Short task: Could you copy every line from the material below in which "structured" appears?

Listed records:

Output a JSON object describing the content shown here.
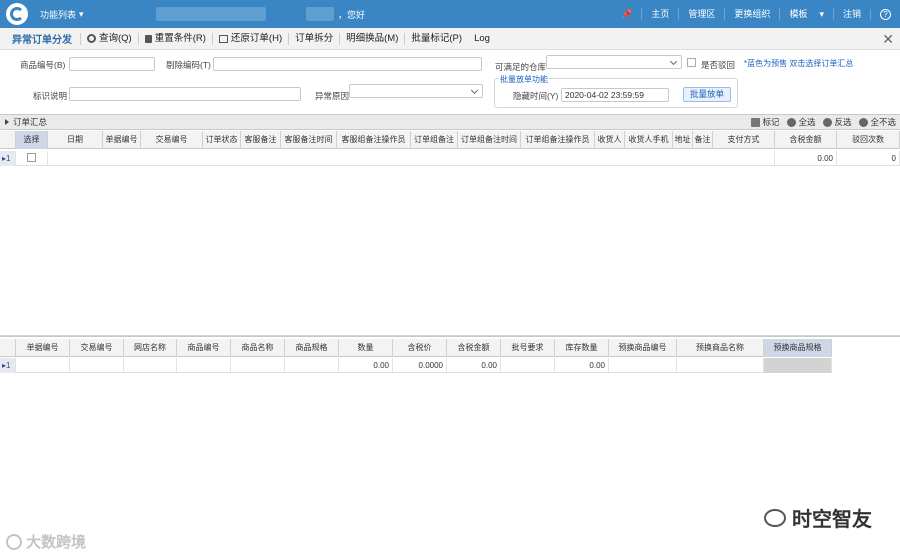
{
  "topbar": {
    "func_menu": "功能列表",
    "greeting": "，您好",
    "nav": [
      "主页",
      "管理区",
      "更换组织",
      "模板",
      "注销",
      "?"
    ]
  },
  "toolbar": {
    "title": "异常订单分发",
    "buttons": [
      "查询(Q)",
      "重置条件(R)",
      "还原订单(H)",
      "订单拆分",
      "明细换品(M)",
      "批量标记(P)",
      "Log"
    ],
    "close": "✕"
  },
  "form": {
    "product_code_label": "商品编号(B)",
    "exclude_code_label": "剔除编码(T)",
    "warehouse_label": "可满足的仓库",
    "rejected_label": "是否驳回",
    "hint": "*蓝色为预售 双击选择订单汇总",
    "remark_label": "标识说明",
    "abnormal_reason_label": "异常原因",
    "batch_group_legend": "批量放单功能",
    "hide_time_label": "隐藏时间(Y)",
    "hide_time_value": "2020-04-02 23:59:59",
    "batch_release_button": "批量放单"
  },
  "summary_panel": {
    "title": "订单汇总",
    "actions": [
      "标记",
      "全选",
      "反选",
      "全不选"
    ],
    "columns": [
      "选择",
      "日期",
      "单据编号",
      "交易编号",
      "订单状态",
      "客服备注",
      "客服备注时间",
      "客服组备注操作员",
      "订单组备注",
      "订单组备注时间",
      "订单组备注操作员",
      "收货人",
      "收货人手机",
      "地址",
      "备注",
      "支付方式",
      "含税金额",
      "驳回次数"
    ],
    "row": {
      "index": "1",
      "amount": "0.00",
      "reject_count": "0"
    }
  },
  "detail_grid": {
    "columns": [
      "单据编号",
      "交易编号",
      "网店名称",
      "商品编号",
      "商品名称",
      "商品规格",
      "数量",
      "含税价",
      "含税金额",
      "批号要求",
      "库存数量",
      "预换商品编号",
      "预换商品名称",
      "预换商品规格"
    ],
    "row": {
      "index": "1",
      "qty": "0.00",
      "price": "0.0000",
      "amount": "0.00",
      "stock": "0.00"
    }
  },
  "watermarks": {
    "left": "大数跨境",
    "right": "时空智友"
  }
}
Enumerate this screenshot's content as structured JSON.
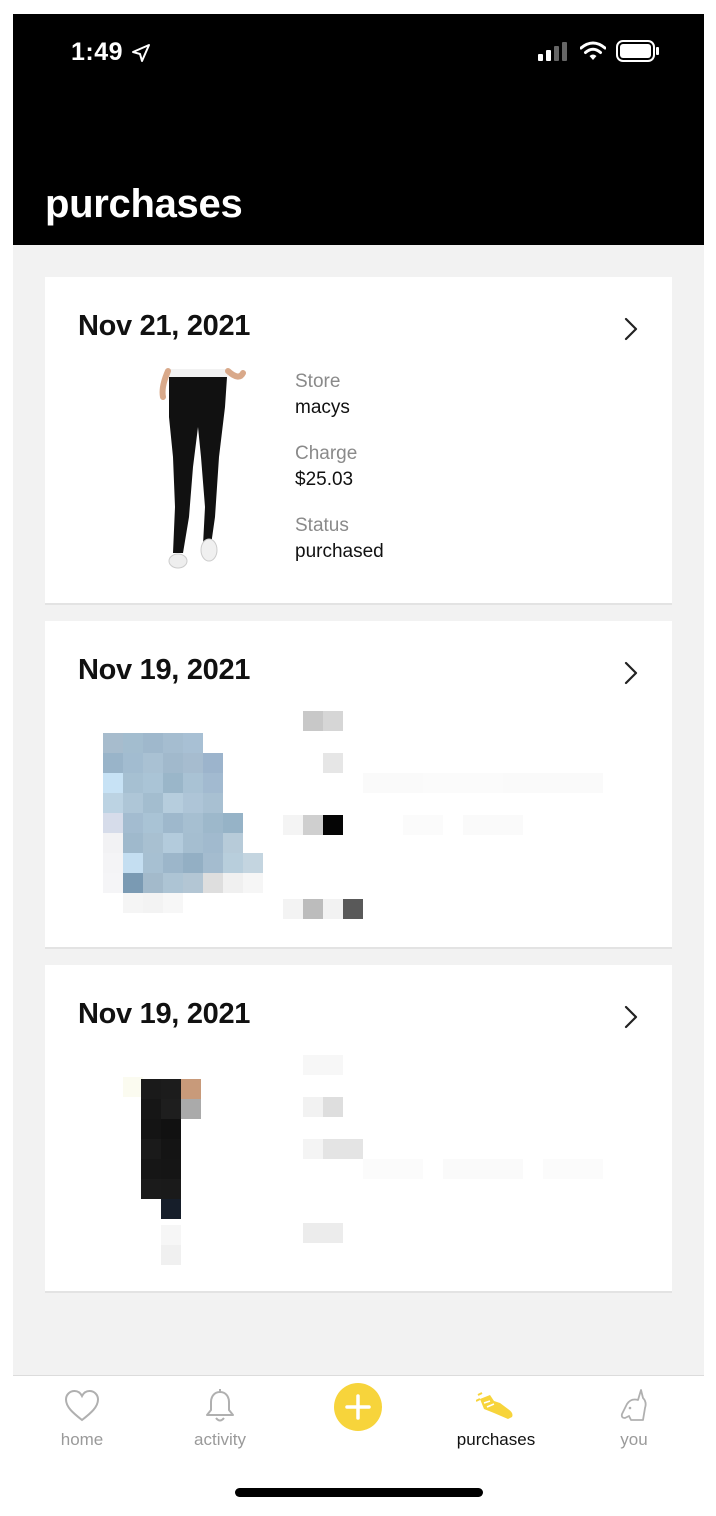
{
  "status_bar": {
    "time": "1:49"
  },
  "header": {
    "title": "purchases"
  },
  "cards": [
    {
      "date": "Nov 21, 2021",
      "store_label": "Store",
      "store": "macys",
      "charge_label": "Charge",
      "charge": "$25.03",
      "status_label": "Status",
      "status": "purchased"
    },
    {
      "date": "Nov 19, 2021"
    },
    {
      "date": "Nov 19, 2021"
    }
  ],
  "tabbar": {
    "items": [
      {
        "label": "home",
        "icon": "heart-icon"
      },
      {
        "label": "activity",
        "icon": "bell-icon"
      },
      {
        "label": "",
        "icon": "plus-icon"
      },
      {
        "label": "purchases",
        "icon": "sneaker-icon",
        "active": true
      },
      {
        "label": "you",
        "icon": "unicorn-icon"
      }
    ]
  },
  "colors": {
    "header_bg": "#000000",
    "accent_yellow": "#f7d43b",
    "page_bg": "#f2f2f2"
  }
}
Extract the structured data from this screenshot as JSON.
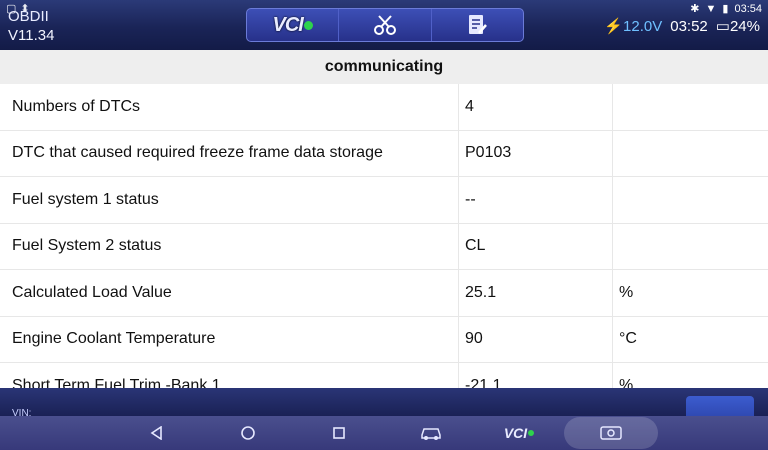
{
  "app": {
    "name": "OBDII",
    "version": "V11.34"
  },
  "status_bar": {
    "voltage": "12.0V",
    "time_app": "03:52",
    "battery": "24%",
    "time_system": "03:54"
  },
  "toolbar": {
    "vci_label": "VCI"
  },
  "section_title": "communicating",
  "rows": [
    {
      "name": "Numbers of DTCs",
      "value": "4",
      "unit": ""
    },
    {
      "name": "DTC that caused required freeze frame data storage",
      "value": "P0103",
      "unit": ""
    },
    {
      "name": "Fuel system 1 status",
      "value": "--",
      "unit": ""
    },
    {
      "name": "Fuel System 2 status",
      "value": "CL",
      "unit": ""
    },
    {
      "name": "Calculated Load Value",
      "value": "25.1",
      "unit": "%"
    },
    {
      "name": "Engine Coolant Temperature",
      "value": "90",
      "unit": "°C"
    },
    {
      "name": "Short Term Fuel Trim -Bank 1",
      "value": "-21.1",
      "unit": "%"
    }
  ],
  "footer": {
    "vin_label": "VIN:"
  },
  "navbar": {
    "vci_label": "VCI"
  },
  "colors": {
    "header": "#1a2457",
    "voltage": "#6fc0ff",
    "vci_dot": "#2ed34c"
  }
}
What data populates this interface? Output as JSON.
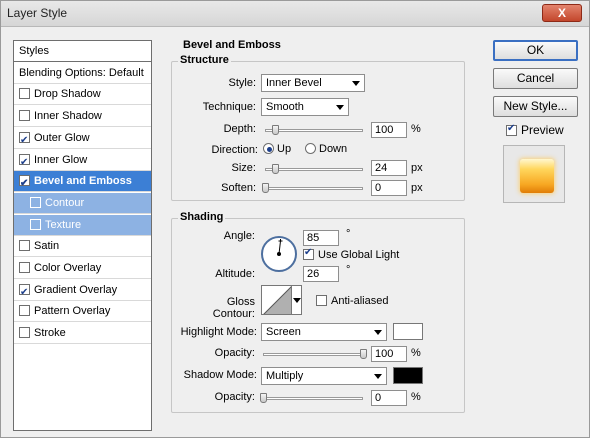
{
  "window": {
    "title": "Layer Style",
    "close_glyph": "X"
  },
  "styles_list": {
    "header": "Styles",
    "items": [
      {
        "label": "Blending Options: Default",
        "checkbox": null
      },
      {
        "label": "Drop Shadow",
        "checked": false
      },
      {
        "label": "Inner Shadow",
        "checked": false
      },
      {
        "label": "Outer Glow",
        "checked": true
      },
      {
        "label": "Inner Glow",
        "checked": true
      },
      {
        "label": "Bevel and Emboss",
        "checked": true,
        "active": true
      },
      {
        "label": "Contour",
        "checked": false,
        "sub": true
      },
      {
        "label": "Texture",
        "checked": false,
        "sub": true
      },
      {
        "label": "Satin",
        "checked": false
      },
      {
        "label": "Color Overlay",
        "checked": false
      },
      {
        "label": "Gradient Overlay",
        "checked": true
      },
      {
        "label": "Pattern Overlay",
        "checked": false
      },
      {
        "label": "Stroke",
        "checked": false
      }
    ]
  },
  "bevel": {
    "section_title": "Bevel and Emboss",
    "structure": {
      "title": "Structure",
      "style_label": "Style:",
      "style_value": "Inner Bevel",
      "technique_label": "Technique:",
      "technique_value": "Smooth",
      "depth_label": "Depth:",
      "depth_value": "100",
      "depth_unit": "%",
      "depth_fraction": 0.1,
      "direction_label": "Direction:",
      "direction_up": "Up",
      "direction_down": "Down",
      "direction_selected": "Up",
      "size_label": "Size:",
      "size_value": "24",
      "size_unit": "px",
      "size_fraction": 0.1,
      "soften_label": "Soften:",
      "soften_value": "0",
      "soften_unit": "px",
      "soften_fraction": 0.0
    },
    "shading": {
      "title": "Shading",
      "angle_label": "Angle:",
      "angle_value": "85",
      "angle_unit": "°",
      "global_light_label": "Use Global Light",
      "global_light_checked": true,
      "altitude_label": "Altitude:",
      "altitude_value": "26",
      "altitude_unit": "°",
      "gloss_label": "Gloss Contour:",
      "anti_aliased_label": "Anti-aliased",
      "anti_aliased_checked": false,
      "highlight_label": "Highlight Mode:",
      "highlight_value": "Screen",
      "highlight_color": "#ffffff",
      "highlight_opacity_label": "Opacity:",
      "highlight_opacity_value": "100",
      "highlight_opacity_unit": "%",
      "highlight_opacity_fraction": 1.0,
      "shadow_label": "Shadow Mode:",
      "shadow_value": "Multiply",
      "shadow_color": "#000000",
      "shadow_opacity_label": "Opacity:",
      "shadow_opacity_value": "0",
      "shadow_opacity_unit": "%",
      "shadow_opacity_fraction": 0.0
    }
  },
  "buttons": {
    "ok": "OK",
    "cancel": "Cancel",
    "new_style": "New Style...",
    "preview_label": "Preview",
    "preview_checked": true
  }
}
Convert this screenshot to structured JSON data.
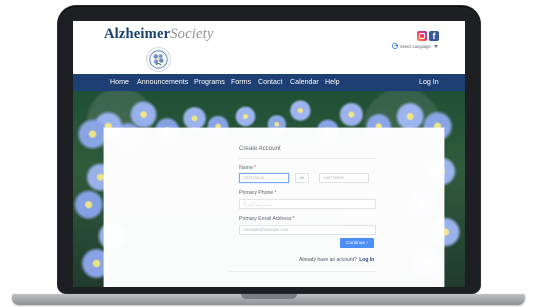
{
  "site": {
    "brand_main": "Alzheimer",
    "brand_accent": "Society"
  },
  "header": {
    "translate_label": "Select Language"
  },
  "nav": {
    "items": [
      {
        "label": "Home"
      },
      {
        "label": "Announcements"
      },
      {
        "label": "Programs"
      },
      {
        "label": "Forms"
      },
      {
        "label": "Contact"
      },
      {
        "label": "Calendar"
      },
      {
        "label": "Help"
      }
    ],
    "login_label": "Log In"
  },
  "form": {
    "title": "Create Account",
    "name_label": "Name",
    "first_name_placeholder": "First Name",
    "middle_initial": "MI",
    "last_name_placeholder": "Last Name",
    "phone_label": "Primary Phone",
    "phone_placeholder": "(___) ___-____",
    "email_label": "Primary Email Address",
    "email_placeholder": "example@example.com",
    "required_mark": "*",
    "continue_label": "Continue",
    "continue_arrow": "›",
    "account_prompt": "Already have an account?",
    "account_link": "Log In"
  },
  "icons": {
    "instagram": "instagram-icon",
    "facebook": "facebook-icon",
    "google": "google-icon",
    "dropdown": "chevron-down-icon",
    "logo": "flower-logo-icon"
  },
  "colors": {
    "brand_navy": "#16406e",
    "nav_background": "#1e3f73",
    "primary_button": "#4d8ff6",
    "required": "#d94848"
  }
}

Complete answer:
Enumerate this screenshot's content as structured JSON.
Extract the structured data from this screenshot as JSON.
Convert this screenshot to structured JSON data.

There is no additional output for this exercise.